▶ PROBLEM:
Can you print every record below exactly as written?

▶ MATERIAL FOR THIS TASK:

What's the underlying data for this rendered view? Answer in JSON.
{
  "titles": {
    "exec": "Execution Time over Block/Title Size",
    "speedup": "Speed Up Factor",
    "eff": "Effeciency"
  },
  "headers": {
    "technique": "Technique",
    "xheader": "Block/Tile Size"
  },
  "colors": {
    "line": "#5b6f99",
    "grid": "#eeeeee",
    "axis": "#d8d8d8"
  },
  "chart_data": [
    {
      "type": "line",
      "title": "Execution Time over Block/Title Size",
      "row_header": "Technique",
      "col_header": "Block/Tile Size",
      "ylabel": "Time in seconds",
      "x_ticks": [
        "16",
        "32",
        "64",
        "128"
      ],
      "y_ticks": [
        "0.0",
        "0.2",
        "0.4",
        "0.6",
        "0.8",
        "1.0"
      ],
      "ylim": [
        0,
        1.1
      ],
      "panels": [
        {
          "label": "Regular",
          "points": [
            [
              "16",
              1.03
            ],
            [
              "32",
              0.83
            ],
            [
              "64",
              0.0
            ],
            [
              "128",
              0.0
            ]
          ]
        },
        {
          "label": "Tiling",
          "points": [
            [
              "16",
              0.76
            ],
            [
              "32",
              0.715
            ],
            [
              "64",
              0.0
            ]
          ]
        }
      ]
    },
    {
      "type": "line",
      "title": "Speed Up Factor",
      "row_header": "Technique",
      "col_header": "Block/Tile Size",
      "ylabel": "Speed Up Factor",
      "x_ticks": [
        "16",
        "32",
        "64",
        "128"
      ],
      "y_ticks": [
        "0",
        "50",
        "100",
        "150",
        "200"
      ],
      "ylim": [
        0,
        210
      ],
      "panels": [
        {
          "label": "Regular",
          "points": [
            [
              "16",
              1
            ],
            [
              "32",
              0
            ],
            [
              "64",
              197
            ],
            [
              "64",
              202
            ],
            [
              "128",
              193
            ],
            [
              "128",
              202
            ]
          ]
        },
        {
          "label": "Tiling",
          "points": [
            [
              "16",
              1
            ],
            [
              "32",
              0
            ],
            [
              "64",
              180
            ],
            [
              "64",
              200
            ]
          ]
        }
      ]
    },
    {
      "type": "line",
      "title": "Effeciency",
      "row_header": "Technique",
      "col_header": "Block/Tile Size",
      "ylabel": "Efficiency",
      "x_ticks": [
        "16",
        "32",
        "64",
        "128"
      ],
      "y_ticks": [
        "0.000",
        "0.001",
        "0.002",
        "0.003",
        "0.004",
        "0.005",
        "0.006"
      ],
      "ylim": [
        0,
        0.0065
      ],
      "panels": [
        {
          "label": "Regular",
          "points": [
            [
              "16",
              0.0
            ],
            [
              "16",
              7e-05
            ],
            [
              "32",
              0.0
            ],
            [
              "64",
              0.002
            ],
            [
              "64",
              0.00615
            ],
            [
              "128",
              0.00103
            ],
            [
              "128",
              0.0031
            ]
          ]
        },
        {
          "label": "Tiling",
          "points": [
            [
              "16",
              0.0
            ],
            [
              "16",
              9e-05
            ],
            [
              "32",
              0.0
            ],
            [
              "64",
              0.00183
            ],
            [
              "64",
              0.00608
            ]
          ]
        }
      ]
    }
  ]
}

▶ SOLUTION TO THE PROBLEM:
What's the underlying data for this rendered view? Answer in JSON.
{
  "titles": {
    "exec": "Execution Time over Block/Title Size",
    "speedup": "Speed Up Factor",
    "eff": "Effeciency"
  },
  "headers": {
    "technique": "Technique",
    "xheader": "Block/Tile Size"
  },
  "colors": {
    "line": "#5b6f99",
    "grid": "#eeeeee",
    "axis": "#d8d8d8"
  },
  "chart_data": [
    {
      "type": "line",
      "title": "Execution Time over Block/Title Size",
      "row_header": "Technique",
      "col_header": "Block/Tile Size",
      "ylabel": "Time in seconds",
      "x_ticks": [
        "16",
        "32",
        "64",
        "128"
      ],
      "y_ticks": [
        "0.0",
        "0.2",
        "0.4",
        "0.6",
        "0.8",
        "1.0"
      ],
      "ylim": [
        0,
        1.1
      ],
      "panels": [
        {
          "label": "Regular",
          "points": [
            [
              "16",
              1.03
            ],
            [
              "32",
              0.83
            ],
            [
              "64",
              0.0
            ],
            [
              "128",
              0.0
            ]
          ]
        },
        {
          "label": "Tiling",
          "points": [
            [
              "16",
              0.76
            ],
            [
              "32",
              0.715
            ],
            [
              "64",
              0.0
            ]
          ]
        }
      ]
    },
    {
      "type": "line",
      "title": "Speed Up Factor",
      "row_header": "Technique",
      "col_header": "Block/Tile Size",
      "ylabel": "Speed Up Factor",
      "x_ticks": [
        "16",
        "32",
        "64",
        "128"
      ],
      "y_ticks": [
        "0",
        "50",
        "100",
        "150",
        "200"
      ],
      "ylim": [
        0,
        210
      ],
      "panels": [
        {
          "label": "Regular",
          "points": [
            [
              "16",
              1
            ],
            [
              "32",
              0
            ],
            [
              "64",
              197
            ],
            [
              "64",
              202
            ],
            [
              "128",
              193
            ],
            [
              "128",
              202
            ]
          ]
        },
        {
          "label": "Tiling",
          "points": [
            [
              "16",
              1
            ],
            [
              "32",
              0
            ],
            [
              "64",
              180
            ],
            [
              "64",
              200
            ]
          ]
        }
      ]
    },
    {
      "type": "line",
      "title": "Effeciency",
      "row_header": "Technique",
      "col_header": "Block/Tile Size",
      "ylabel": "Efficiency",
      "x_ticks": [
        "16",
        "32",
        "64",
        "128"
      ],
      "y_ticks": [
        "0.000",
        "0.001",
        "0.002",
        "0.003",
        "0.004",
        "0.005",
        "0.006"
      ],
      "ylim": [
        0,
        0.0065
      ],
      "panels": [
        {
          "label": "Regular",
          "points": [
            [
              "16",
              0.0
            ],
            [
              "16",
              7e-05
            ],
            [
              "32",
              0.0
            ],
            [
              "64",
              0.002
            ],
            [
              "64",
              0.00615
            ],
            [
              "128",
              0.00103
            ],
            [
              "128",
              0.0031
            ]
          ]
        },
        {
          "label": "Tiling",
          "points": [
            [
              "16",
              0.0
            ],
            [
              "16",
              9e-05
            ],
            [
              "32",
              0.0
            ],
            [
              "64",
              0.00183
            ],
            [
              "64",
              0.00608
            ]
          ]
        }
      ]
    }
  ]
}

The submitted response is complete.